-- start Material for this exercise --

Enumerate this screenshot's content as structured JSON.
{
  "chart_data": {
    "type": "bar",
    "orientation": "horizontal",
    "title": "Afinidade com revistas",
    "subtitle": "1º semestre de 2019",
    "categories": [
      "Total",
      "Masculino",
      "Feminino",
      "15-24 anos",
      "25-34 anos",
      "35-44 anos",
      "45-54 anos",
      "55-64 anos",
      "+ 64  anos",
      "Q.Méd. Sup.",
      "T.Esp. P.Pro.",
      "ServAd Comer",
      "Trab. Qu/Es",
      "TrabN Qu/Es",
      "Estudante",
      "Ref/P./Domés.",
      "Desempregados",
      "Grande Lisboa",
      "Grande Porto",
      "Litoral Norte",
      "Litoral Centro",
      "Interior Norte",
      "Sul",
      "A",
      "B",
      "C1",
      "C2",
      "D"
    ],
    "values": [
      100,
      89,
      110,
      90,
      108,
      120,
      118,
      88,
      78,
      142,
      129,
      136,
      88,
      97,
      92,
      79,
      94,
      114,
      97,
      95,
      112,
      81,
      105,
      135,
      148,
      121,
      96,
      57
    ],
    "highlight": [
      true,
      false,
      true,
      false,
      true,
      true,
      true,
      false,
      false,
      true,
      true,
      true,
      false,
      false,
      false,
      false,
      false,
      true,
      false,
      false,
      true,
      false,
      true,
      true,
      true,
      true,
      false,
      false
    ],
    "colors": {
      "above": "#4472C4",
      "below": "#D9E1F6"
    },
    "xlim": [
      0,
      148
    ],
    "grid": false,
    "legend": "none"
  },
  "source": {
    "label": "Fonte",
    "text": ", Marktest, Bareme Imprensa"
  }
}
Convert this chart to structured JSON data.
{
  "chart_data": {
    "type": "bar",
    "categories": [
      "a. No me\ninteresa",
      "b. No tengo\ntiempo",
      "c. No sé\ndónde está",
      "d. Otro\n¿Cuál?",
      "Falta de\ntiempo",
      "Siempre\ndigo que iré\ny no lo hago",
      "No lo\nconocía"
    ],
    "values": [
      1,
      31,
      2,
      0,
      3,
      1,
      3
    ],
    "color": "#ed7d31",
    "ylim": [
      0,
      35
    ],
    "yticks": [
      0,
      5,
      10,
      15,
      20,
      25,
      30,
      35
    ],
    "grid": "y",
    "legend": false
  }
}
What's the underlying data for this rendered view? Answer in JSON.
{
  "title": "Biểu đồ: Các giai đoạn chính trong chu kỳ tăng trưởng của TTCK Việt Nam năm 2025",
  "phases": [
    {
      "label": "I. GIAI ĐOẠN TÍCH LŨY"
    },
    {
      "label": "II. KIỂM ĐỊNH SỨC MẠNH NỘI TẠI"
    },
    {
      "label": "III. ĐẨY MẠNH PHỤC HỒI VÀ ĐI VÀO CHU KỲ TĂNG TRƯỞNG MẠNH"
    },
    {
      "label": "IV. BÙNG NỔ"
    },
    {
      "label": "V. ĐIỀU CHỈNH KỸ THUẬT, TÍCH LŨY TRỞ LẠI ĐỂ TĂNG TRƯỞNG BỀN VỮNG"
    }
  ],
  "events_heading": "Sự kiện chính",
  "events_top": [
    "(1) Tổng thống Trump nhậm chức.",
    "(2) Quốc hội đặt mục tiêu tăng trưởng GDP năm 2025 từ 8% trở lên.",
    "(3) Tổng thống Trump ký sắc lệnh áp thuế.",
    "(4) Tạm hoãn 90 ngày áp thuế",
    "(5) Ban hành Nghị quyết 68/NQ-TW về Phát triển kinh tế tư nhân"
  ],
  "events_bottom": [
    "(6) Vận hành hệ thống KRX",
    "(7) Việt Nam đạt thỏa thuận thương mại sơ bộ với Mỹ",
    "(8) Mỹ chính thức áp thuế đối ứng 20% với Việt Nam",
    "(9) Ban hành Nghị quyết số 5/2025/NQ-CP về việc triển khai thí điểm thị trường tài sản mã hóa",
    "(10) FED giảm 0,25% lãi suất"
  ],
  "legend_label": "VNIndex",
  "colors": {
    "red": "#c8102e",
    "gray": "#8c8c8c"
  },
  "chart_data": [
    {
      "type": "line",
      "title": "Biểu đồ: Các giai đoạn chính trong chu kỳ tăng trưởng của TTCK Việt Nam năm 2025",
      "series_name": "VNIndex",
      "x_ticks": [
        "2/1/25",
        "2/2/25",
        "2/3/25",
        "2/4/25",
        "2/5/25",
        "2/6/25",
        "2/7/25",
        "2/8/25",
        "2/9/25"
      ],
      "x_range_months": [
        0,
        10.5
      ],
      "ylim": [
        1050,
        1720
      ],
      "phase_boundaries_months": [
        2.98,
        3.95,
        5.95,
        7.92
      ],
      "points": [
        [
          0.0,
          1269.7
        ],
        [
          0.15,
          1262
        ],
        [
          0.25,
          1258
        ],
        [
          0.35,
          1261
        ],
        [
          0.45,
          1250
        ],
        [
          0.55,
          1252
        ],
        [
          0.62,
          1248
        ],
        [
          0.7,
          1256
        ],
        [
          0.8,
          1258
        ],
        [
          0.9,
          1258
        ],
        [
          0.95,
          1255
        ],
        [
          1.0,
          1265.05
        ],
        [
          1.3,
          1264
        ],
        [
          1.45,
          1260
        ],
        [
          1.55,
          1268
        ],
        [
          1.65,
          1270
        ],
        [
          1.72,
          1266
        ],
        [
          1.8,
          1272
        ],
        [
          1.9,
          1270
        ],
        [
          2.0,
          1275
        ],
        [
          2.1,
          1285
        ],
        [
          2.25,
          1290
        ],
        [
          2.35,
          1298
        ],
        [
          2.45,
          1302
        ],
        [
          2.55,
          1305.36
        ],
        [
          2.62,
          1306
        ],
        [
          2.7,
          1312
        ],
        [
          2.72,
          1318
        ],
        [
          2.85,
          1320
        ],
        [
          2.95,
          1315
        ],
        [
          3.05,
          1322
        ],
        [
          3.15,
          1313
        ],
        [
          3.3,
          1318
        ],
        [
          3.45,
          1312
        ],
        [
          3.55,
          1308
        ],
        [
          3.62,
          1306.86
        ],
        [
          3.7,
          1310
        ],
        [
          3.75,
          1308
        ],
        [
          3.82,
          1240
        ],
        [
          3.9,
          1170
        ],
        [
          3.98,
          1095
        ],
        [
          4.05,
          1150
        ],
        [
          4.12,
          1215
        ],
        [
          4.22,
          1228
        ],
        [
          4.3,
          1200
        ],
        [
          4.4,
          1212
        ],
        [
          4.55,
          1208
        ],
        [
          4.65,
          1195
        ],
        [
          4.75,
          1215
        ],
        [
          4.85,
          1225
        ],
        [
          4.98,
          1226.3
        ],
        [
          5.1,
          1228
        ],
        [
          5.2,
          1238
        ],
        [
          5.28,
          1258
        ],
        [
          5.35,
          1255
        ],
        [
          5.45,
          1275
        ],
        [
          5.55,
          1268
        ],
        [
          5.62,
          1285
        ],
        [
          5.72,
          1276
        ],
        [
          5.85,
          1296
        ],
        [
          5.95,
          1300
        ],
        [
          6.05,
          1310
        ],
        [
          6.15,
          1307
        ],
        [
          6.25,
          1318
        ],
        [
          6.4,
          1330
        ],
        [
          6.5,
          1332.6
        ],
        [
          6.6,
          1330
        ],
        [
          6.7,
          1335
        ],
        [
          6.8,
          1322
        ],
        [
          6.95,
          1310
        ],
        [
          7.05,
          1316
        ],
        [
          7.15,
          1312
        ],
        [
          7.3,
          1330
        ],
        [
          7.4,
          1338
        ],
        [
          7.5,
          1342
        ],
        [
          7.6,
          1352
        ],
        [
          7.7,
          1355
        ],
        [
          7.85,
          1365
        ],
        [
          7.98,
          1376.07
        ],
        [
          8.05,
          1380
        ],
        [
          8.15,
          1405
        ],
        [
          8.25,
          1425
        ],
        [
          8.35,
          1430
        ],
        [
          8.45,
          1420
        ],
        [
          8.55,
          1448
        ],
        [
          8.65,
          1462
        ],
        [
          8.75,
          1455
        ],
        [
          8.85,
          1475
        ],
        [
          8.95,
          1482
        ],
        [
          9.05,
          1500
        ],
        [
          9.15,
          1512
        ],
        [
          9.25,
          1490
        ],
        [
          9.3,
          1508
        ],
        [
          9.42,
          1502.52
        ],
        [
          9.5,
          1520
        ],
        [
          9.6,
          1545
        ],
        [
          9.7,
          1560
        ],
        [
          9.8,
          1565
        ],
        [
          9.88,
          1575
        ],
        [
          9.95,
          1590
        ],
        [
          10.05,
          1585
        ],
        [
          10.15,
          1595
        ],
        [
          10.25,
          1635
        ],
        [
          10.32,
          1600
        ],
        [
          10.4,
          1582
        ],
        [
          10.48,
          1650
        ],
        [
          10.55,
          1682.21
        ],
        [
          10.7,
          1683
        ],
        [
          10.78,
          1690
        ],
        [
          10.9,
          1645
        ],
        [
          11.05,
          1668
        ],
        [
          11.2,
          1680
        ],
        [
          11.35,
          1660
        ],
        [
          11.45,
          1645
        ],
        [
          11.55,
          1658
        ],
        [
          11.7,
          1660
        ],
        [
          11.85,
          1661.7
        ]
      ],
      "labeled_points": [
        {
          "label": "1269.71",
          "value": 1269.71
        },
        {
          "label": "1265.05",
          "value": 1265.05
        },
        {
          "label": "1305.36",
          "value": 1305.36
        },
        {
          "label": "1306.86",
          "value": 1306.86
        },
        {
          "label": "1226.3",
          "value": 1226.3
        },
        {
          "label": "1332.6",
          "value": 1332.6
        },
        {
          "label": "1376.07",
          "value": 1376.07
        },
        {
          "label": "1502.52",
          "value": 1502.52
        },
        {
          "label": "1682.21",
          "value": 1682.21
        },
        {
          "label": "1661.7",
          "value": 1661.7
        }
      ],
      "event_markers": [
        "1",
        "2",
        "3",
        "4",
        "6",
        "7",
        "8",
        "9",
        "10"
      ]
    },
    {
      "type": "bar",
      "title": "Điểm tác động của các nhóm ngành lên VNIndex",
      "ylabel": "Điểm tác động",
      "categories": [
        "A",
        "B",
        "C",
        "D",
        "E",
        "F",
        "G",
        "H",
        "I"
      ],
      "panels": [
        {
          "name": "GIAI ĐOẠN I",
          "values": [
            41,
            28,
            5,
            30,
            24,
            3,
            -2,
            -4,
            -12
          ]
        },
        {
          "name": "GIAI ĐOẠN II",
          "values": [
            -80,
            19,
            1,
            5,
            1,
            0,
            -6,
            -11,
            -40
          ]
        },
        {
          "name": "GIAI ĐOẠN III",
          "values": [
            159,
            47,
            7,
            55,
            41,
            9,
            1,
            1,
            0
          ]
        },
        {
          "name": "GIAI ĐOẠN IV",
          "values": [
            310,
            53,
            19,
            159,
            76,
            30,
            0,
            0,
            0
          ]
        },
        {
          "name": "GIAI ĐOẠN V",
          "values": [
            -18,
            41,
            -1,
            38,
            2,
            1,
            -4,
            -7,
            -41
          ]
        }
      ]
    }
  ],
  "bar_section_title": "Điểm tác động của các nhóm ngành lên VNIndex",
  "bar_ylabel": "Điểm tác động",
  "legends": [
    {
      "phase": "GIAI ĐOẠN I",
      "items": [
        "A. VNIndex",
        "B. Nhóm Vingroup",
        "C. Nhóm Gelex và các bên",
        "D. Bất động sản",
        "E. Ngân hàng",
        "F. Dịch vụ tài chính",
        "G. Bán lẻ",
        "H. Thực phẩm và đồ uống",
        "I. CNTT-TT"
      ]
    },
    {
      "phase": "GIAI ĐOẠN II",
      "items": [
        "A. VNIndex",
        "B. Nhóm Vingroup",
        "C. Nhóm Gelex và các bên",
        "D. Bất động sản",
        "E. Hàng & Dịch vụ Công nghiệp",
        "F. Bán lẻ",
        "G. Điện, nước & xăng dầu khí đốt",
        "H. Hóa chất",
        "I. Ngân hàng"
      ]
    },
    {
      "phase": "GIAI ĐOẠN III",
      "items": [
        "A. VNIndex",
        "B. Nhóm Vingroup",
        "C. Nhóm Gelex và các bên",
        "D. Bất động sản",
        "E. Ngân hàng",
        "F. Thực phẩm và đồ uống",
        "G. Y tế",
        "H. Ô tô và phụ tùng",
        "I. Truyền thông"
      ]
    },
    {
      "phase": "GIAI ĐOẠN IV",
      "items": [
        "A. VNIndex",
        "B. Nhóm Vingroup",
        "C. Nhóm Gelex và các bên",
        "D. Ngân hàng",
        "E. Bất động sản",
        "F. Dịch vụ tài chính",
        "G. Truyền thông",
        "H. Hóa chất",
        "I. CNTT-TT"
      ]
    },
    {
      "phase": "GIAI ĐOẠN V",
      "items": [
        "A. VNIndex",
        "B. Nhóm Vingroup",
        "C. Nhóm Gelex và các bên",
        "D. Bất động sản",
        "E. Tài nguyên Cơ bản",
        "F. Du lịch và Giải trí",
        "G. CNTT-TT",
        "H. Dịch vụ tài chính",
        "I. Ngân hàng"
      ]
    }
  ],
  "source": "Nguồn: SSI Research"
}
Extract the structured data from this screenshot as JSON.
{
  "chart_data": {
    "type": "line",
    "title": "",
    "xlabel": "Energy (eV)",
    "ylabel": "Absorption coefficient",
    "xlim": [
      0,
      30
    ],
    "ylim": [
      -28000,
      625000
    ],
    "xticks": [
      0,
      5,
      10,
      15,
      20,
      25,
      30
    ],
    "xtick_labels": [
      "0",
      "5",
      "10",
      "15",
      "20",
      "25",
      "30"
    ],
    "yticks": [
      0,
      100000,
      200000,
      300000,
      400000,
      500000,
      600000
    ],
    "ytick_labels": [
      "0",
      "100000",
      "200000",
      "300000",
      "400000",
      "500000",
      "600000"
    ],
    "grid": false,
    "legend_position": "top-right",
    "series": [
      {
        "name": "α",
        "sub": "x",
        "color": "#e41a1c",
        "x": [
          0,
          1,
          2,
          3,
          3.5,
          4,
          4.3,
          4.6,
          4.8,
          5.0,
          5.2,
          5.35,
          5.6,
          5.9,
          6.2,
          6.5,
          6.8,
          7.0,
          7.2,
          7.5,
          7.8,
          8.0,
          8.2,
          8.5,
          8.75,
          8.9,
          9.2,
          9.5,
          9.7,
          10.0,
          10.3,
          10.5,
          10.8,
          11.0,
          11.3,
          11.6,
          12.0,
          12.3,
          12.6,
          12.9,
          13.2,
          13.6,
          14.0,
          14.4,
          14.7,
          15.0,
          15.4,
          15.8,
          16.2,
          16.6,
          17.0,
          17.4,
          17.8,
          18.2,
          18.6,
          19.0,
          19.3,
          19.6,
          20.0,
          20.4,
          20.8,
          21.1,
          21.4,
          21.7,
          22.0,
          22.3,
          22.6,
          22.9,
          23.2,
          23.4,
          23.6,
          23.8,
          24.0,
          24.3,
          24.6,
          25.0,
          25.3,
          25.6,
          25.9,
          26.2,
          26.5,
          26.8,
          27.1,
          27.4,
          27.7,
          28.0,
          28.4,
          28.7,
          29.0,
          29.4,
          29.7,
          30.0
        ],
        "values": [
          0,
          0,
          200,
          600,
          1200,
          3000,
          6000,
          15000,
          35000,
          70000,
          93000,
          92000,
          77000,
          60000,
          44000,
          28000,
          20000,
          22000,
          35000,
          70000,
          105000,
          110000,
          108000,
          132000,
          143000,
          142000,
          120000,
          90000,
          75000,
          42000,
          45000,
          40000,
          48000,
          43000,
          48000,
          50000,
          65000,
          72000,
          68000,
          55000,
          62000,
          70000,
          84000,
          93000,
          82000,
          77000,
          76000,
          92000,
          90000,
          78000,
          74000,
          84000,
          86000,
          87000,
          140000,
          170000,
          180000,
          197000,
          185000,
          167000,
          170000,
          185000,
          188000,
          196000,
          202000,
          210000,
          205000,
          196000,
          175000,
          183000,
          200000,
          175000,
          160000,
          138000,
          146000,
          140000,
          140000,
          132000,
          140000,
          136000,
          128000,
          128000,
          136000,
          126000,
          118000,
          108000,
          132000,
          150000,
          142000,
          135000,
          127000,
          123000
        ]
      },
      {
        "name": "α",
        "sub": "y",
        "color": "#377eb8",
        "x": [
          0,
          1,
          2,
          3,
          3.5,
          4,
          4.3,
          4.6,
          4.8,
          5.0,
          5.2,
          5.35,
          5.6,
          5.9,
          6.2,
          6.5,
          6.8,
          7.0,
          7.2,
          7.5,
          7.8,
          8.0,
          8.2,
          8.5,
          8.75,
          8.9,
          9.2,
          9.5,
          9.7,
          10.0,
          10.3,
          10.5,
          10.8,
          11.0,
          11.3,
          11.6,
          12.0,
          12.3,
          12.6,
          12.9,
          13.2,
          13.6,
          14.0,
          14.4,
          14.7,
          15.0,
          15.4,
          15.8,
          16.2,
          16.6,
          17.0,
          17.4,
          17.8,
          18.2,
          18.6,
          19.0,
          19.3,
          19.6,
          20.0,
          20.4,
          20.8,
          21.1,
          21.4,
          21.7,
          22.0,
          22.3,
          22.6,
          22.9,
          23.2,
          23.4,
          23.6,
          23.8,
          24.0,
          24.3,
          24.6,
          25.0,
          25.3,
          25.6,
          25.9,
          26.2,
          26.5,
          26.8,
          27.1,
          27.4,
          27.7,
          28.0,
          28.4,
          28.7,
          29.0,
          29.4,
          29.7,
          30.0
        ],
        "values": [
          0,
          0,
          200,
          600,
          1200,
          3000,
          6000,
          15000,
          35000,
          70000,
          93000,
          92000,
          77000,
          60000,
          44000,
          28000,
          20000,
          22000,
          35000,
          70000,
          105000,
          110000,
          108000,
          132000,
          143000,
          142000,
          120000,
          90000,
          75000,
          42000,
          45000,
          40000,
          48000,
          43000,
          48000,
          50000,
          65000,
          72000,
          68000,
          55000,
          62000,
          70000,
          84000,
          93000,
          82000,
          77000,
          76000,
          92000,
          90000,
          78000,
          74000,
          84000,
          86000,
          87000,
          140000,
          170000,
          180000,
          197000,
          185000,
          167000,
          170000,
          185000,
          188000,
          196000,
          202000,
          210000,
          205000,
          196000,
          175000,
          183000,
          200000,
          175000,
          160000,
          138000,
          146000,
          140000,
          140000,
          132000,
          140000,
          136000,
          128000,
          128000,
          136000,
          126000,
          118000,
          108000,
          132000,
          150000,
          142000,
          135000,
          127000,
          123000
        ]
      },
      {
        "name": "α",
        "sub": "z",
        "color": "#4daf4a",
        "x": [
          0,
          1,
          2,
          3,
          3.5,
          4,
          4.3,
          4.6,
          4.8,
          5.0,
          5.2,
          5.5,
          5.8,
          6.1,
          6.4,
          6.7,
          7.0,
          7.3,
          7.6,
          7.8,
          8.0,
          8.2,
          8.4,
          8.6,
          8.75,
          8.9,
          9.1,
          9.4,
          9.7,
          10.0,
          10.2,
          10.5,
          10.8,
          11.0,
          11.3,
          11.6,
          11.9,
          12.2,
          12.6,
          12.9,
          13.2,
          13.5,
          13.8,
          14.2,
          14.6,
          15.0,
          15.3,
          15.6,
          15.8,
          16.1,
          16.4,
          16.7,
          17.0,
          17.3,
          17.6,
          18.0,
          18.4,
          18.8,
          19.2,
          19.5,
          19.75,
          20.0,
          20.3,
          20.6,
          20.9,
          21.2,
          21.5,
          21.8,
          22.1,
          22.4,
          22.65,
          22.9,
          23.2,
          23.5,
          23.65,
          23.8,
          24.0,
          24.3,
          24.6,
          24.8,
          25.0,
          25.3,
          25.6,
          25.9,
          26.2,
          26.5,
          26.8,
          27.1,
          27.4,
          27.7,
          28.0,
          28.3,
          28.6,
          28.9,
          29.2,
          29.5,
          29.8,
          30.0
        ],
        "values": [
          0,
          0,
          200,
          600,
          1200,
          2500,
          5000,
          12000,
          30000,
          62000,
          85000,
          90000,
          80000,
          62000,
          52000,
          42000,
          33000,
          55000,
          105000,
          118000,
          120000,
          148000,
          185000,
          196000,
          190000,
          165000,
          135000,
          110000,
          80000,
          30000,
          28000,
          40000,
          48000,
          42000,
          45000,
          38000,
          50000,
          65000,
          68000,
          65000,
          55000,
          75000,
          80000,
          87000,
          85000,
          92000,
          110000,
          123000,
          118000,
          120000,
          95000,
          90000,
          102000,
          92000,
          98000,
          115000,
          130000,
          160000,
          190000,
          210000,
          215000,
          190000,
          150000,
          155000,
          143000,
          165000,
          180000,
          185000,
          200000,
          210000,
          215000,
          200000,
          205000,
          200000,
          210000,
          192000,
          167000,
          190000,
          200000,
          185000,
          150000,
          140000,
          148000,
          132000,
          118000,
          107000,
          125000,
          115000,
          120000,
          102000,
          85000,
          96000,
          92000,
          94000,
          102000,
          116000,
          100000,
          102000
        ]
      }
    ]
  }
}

-- end Material for this exercise --

• Task to carry out:
Read the entries and show each line that mentions "ngành".

• Answer to this exercise:
      "title": "Điểm tác động của các nhóm ngành lên VNIndex",
  "bar_section_title": "Điểm tác động của các nhóm ngành lên VNIndex",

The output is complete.